**Stored items from a collection:**
----------------
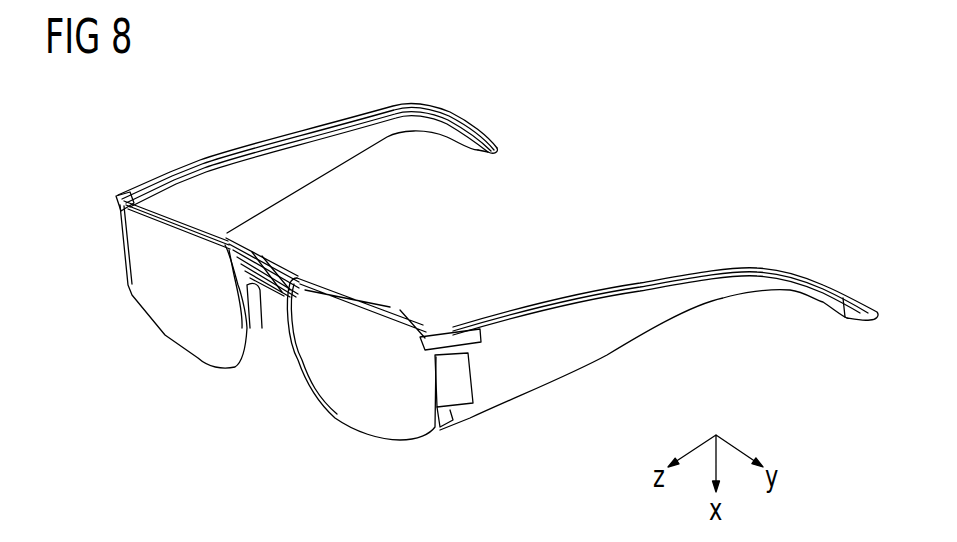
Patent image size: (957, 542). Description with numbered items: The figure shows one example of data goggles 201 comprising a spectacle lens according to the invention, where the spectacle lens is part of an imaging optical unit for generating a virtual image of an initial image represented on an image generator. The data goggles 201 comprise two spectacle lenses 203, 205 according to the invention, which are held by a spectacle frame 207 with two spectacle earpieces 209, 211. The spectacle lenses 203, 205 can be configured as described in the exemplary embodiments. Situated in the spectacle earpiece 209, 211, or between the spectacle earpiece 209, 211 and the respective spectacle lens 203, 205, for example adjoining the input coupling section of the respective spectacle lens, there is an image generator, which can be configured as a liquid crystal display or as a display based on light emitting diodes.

The data goggles 201 is at (540, 116).
The spectacle lens 203 is at (160, 333).
The spectacle lens 205 is at (275, 378).
The spectacle frame 207 is at (288, 265).
The spectacle earpiece 209 is at (253, 163).
The spectacle earpiece 211 is at (530, 318).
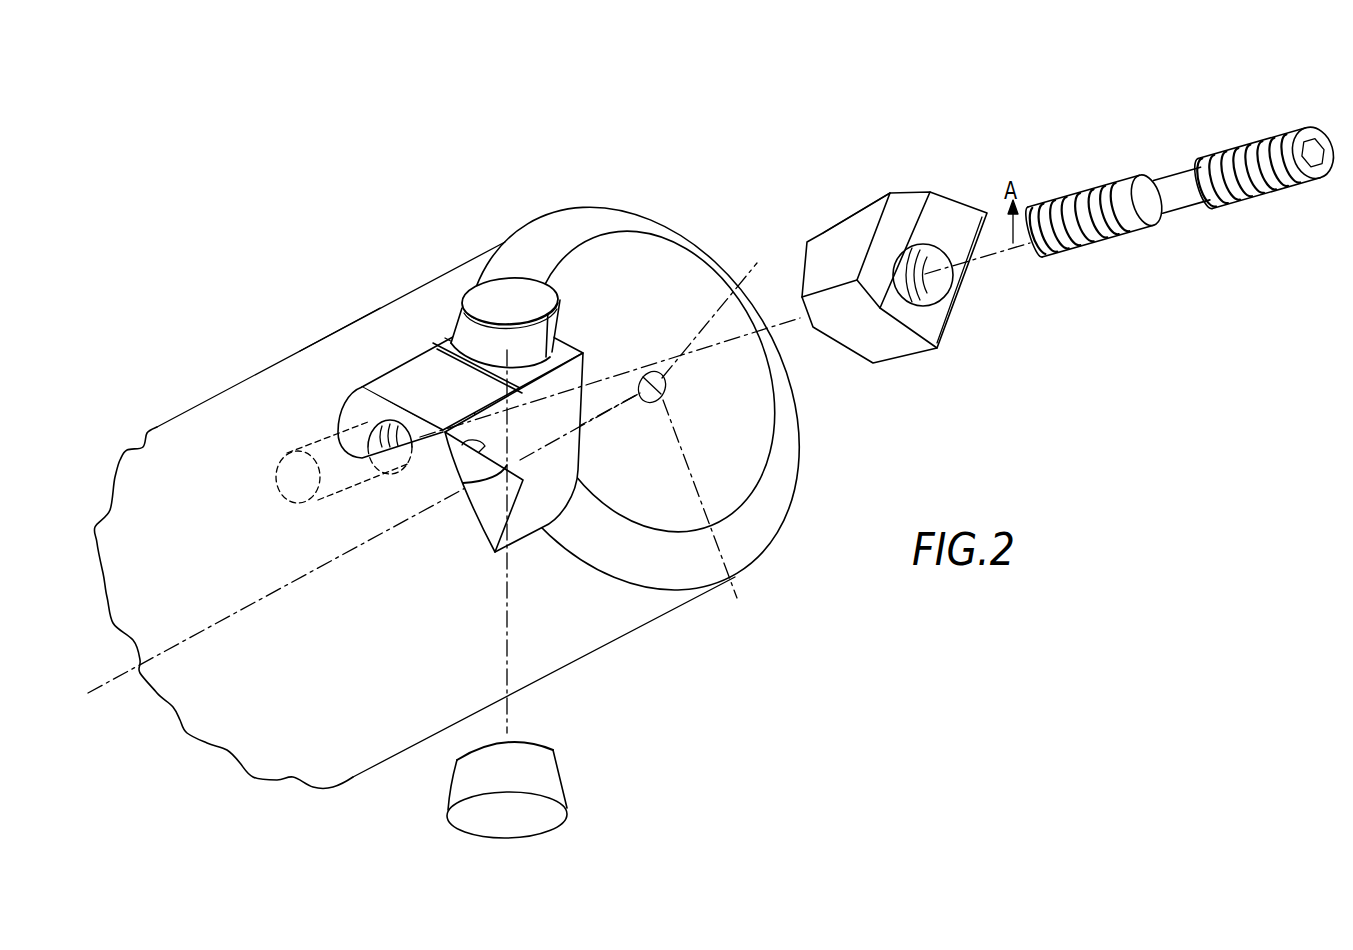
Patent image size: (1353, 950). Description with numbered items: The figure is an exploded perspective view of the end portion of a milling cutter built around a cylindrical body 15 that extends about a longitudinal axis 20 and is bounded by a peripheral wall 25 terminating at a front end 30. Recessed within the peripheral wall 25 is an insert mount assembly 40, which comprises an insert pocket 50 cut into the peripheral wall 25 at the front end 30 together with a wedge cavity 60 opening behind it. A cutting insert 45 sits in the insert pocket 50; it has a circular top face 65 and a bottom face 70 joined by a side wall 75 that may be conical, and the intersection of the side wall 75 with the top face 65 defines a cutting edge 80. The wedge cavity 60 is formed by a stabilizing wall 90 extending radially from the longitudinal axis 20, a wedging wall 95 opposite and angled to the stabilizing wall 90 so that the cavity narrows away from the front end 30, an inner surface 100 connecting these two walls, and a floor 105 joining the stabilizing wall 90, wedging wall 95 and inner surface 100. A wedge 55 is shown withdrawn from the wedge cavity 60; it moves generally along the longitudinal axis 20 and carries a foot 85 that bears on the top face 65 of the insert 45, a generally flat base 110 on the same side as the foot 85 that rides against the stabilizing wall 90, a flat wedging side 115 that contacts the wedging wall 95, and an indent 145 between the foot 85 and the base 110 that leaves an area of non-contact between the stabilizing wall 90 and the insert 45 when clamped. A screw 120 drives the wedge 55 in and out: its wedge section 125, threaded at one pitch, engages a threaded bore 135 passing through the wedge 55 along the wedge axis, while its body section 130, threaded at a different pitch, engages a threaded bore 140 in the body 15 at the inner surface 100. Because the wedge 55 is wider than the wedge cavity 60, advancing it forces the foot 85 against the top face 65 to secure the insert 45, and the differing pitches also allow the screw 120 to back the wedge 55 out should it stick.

The cylindrical body 15 is at (255, 374).
The longitudinal axis 20 is at (280, 590).
The peripheral wall 25 is at (345, 342).
The front end 30 is at (662, 256).
The insert mount assembly 40 is at (460, 415).
The cutting insert 45 is at (548, 789).
The insert pocket 50 is at (505, 296).
The wedge 55 is at (896, 265).
The wedge cavity 60 is at (412, 372).
The top face 65 is at (527, 827).
The bottom face 70 is at (528, 745).
The side wall 75 is at (568, 788).
The cutting edge 80 is at (567, 827).
The foot 85 is at (947, 192).
The stabilizing wall 90 is at (450, 372).
The wedging wall 95 is at (462, 438).
The inner surface 100 is at (360, 405).
The floor 105 is at (557, 473).
The base 110 is at (823, 238).
The wedging side 115 is at (875, 340).
The screw 120 is at (1180, 153).
The wedge section 125 is at (1264, 166).
The body section 130 is at (1094, 214).
The threaded bore 135 is at (948, 265).
The threaded bore 140 is at (388, 418).
The indent 145 is at (847, 213).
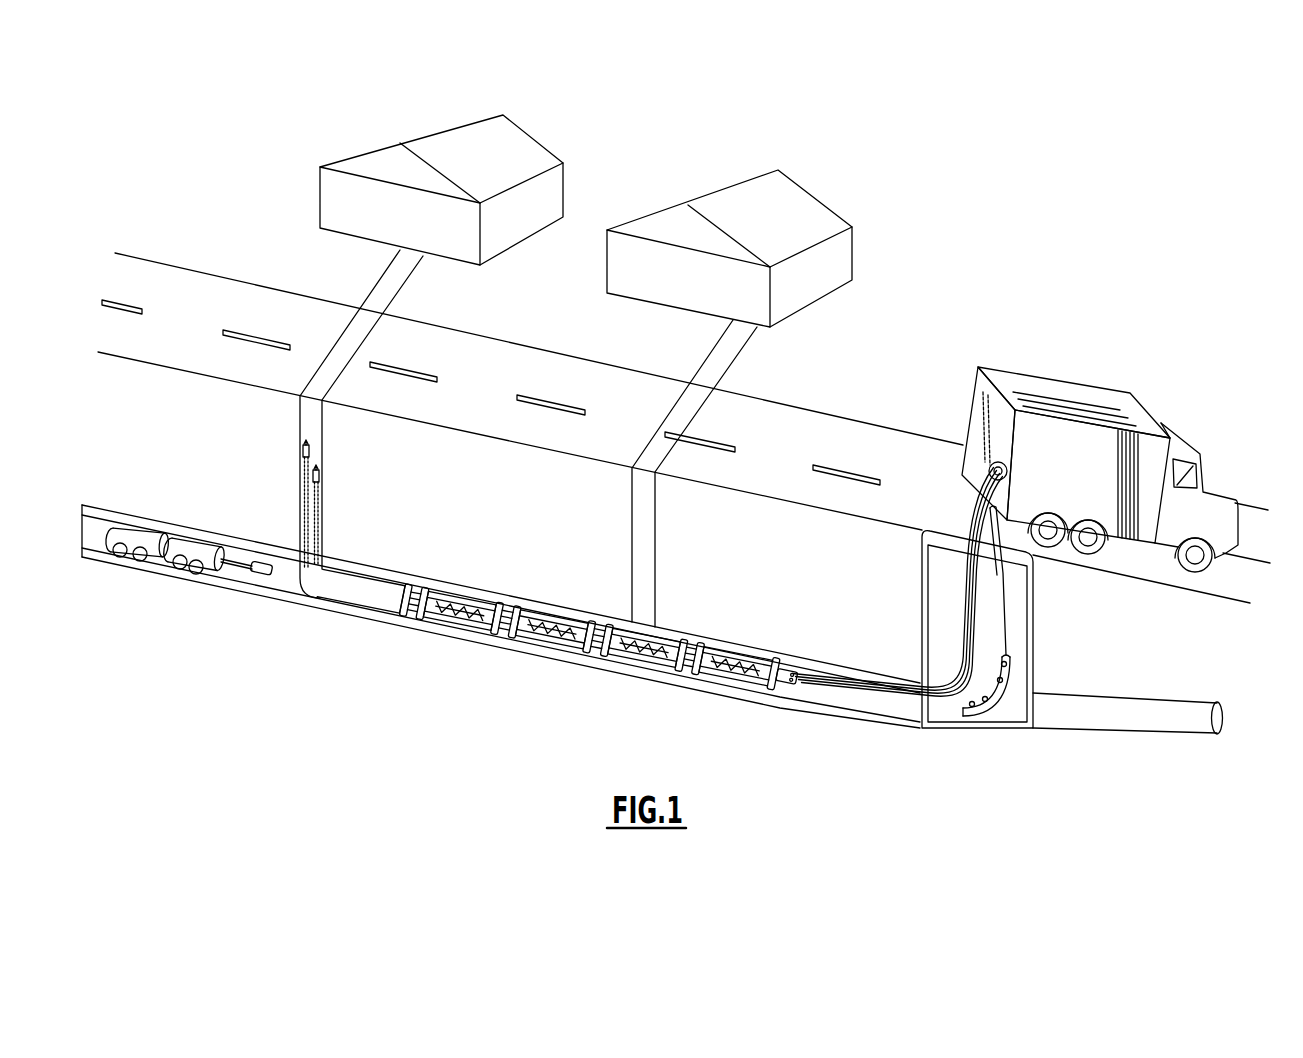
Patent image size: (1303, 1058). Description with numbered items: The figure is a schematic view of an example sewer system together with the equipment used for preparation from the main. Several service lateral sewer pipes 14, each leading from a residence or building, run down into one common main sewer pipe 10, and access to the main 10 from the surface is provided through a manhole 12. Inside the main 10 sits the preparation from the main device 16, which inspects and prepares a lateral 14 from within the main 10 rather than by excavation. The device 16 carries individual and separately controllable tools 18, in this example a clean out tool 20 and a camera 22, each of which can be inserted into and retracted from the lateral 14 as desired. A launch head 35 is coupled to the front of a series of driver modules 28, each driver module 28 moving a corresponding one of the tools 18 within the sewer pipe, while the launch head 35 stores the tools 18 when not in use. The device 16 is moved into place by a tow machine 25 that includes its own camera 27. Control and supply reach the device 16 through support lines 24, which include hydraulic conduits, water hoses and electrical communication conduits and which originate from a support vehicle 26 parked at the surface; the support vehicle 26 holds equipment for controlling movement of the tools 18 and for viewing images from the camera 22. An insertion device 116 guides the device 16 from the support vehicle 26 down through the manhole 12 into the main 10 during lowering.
----------------
**TASK DETAILS:**
Reproduce every line of the data above word for word, omitting the pictures.

**REPLY:**
Patent image size: (957, 542). Description with numbered items: The figure shows one example of data goggles 201 comprising a spectacle lens according to the invention, where the spectacle lens is part of an imaging optical unit for generating a virtual image of an initial image represented on an image generator. The data goggles 201 comprise two spectacle lenses 203, 205 according to the invention, which are held by a spectacle frame 207 with two spectacle earpieces 209, 211. The spectacle lenses 203, 205 can be configured as described in the exemplary embodiments. Situated in the spectacle earpiece 209, 211, or between the spectacle earpiece 209, 211 and the respective spectacle lens 203, 205, for example adjoining the input coupling section of the respective spectacle lens, there is an image generator, which can be configured as a liquid crystal display or as a display based on light emitting diodes.

The data goggles 201 is at (540, 116).
The spectacle lens 203 is at (160, 333).
The spectacle lens 205 is at (275, 378).
The spectacle frame 207 is at (288, 265).
The spectacle earpiece 209 is at (253, 163).
The spectacle earpiece 211 is at (530, 318).
Patent image size: (1353, 950). Description with numbered items: The figure is an exploded perspective view of the end portion of a milling cutter built around a cylindrical body 15 that extends about a longitudinal axis 20 and is bounded by a peripheral wall 25 terminating at a front end 30. Recessed within the peripheral wall 25 is an insert mount assembly 40, which comprises an insert pocket 50 cut into the peripheral wall 25 at the front end 30 together with a wedge cavity 60 opening behind it. A cutting insert 45 sits in the insert pocket 50; it has a circular top face 65 and a bottom face 70 joined by a side wall 75 that may be conical, and the intersection of the side wall 75 with the top face 65 defines a cutting edge 80. The wedge cavity 60 is formed by a stabilizing wall 90 extending radially from the longitudinal axis 20, a wedging wall 95 opposite and angled to the stabilizing wall 90 so that the cavity narrows away from the front end 30, an inner surface 100 connecting these two walls, and a floor 105 joining the stabilizing wall 90, wedging wall 95 and inner surface 100. A wedge 55 is shown withdrawn from the wedge cavity 60; it moves generally along the longitudinal axis 20 and carries a foot 85 that bears on the top face 65 of the insert 45, a generally flat base 110 on the same side as the foot 85 that rides against the stabilizing wall 90, a flat wedging side 115 that contacts the wedging wall 95, and an indent 145 between the foot 85 and the base 110 that leaves an area of non-contact between the stabilizing wall 90 and the insert 45 when clamped. A screw 120 drives the wedge 55 in and out: its wedge section 125, threaded at one pitch, engages a threaded bore 135 passing through the wedge 55 along the wedge axis, while its body section 130, threaded at a different pitch, engages a threaded bore 140 in the body 15 at the inner surface 100. Because the wedge 55 is wider than the wedge cavity 60, advancing it forces the foot 85 against the top face 65 to secure the insert 45, and the differing pitches also allow the screw 120 to back the wedge 55 out should it stick.

The cylindrical body 15 is at (255, 374).
The longitudinal axis 20 is at (280, 590).
The peripheral wall 25 is at (345, 342).
The front end 30 is at (662, 256).
The insert mount assembly 40 is at (460, 415).
The cutting insert 45 is at (548, 789).
The insert pocket 50 is at (505, 296).
The wedge 55 is at (896, 265).
The wedge cavity 60 is at (412, 372).
The top face 65 is at (527, 827).
The bottom face 70 is at (528, 745).
The side wall 75 is at (568, 788).
The cutting edge 80 is at (567, 827).
The foot 85 is at (947, 192).
The stabilizing wall 90 is at (450, 372).
The wedging wall 95 is at (462, 438).
The inner surface 100 is at (360, 405).
The floor 105 is at (557, 473).
The base 110 is at (823, 238).
The wedging side 115 is at (875, 340).
The screw 120 is at (1180, 153).
The wedge section 125 is at (1264, 166).
The body section 130 is at (1094, 214).
The threaded bore 135 is at (948, 265).
The threaded bore 140 is at (388, 418).
The indent 145 is at (847, 213).
Patent image size: (1303, 1058). Description with numbered items: The figure is a schematic view of an example sewer system together with the equipment used for preparation from the main. Several service lateral sewer pipes 14, each leading from a residence or building, run down into one common main sewer pipe 10, and access to the main 10 from the surface is provided through a manhole 12. Inside the main 10 sits the preparation from the main device 16, which inspects and prepares a lateral 14 from within the main 10 rather than by excavation. The device 16 carries individual and separately controllable tools 18, in this example a clean out tool 20 and a camera 22, each of which can be inserted into and retracted from the lateral 14 as desired. A launch head 35 is coupled to the front of a series of driver modules 28, each driver module 28 moving a corresponding one of the tools 18 within the sewer pipe, while the launch head 35 stores the tools 18 when not in use. The device 16 is moved into place by a tow machine 25 that includes its own camera 27. Control and supply reach the device 16 through support lines 24, which include hydraulic conduits, water hoses and electrical communication conduits and which originate from a support vehicle 26 parked at the surface; the support vehicle 26 holds equipment for controlling movement of the tools 18 and for viewing images from the camera 22. An insertion device 116 guides the device 16 from the support vehicle 26 down through the manhole 12 into the main 10 during lowering.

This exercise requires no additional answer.